**THE REQUEST**
Check every line below for the word "responsibility" and show those that hold it.

[Records from a collection of figures]
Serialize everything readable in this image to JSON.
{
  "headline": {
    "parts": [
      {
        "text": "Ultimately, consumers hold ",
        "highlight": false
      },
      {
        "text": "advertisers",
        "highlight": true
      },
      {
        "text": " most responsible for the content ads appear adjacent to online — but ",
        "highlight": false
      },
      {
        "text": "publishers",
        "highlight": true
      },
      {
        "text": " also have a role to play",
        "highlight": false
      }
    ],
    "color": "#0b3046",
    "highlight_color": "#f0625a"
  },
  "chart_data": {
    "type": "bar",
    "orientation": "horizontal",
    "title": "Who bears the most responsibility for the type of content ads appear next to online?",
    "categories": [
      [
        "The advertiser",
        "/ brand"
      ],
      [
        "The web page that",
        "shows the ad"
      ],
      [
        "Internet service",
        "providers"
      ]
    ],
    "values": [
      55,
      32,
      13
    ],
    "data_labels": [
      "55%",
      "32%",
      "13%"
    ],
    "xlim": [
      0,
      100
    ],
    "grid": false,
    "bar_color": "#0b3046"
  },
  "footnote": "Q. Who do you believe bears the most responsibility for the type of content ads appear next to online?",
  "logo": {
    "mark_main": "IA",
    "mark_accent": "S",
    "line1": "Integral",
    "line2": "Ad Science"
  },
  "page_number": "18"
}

**CORRECT RESULT**
    "title": "Who bears the most responsibility for the type of content ads appear next to online?",
  "footnote": "Q. Who do you believe bears the most responsibility for the type of content ads appear next to online?",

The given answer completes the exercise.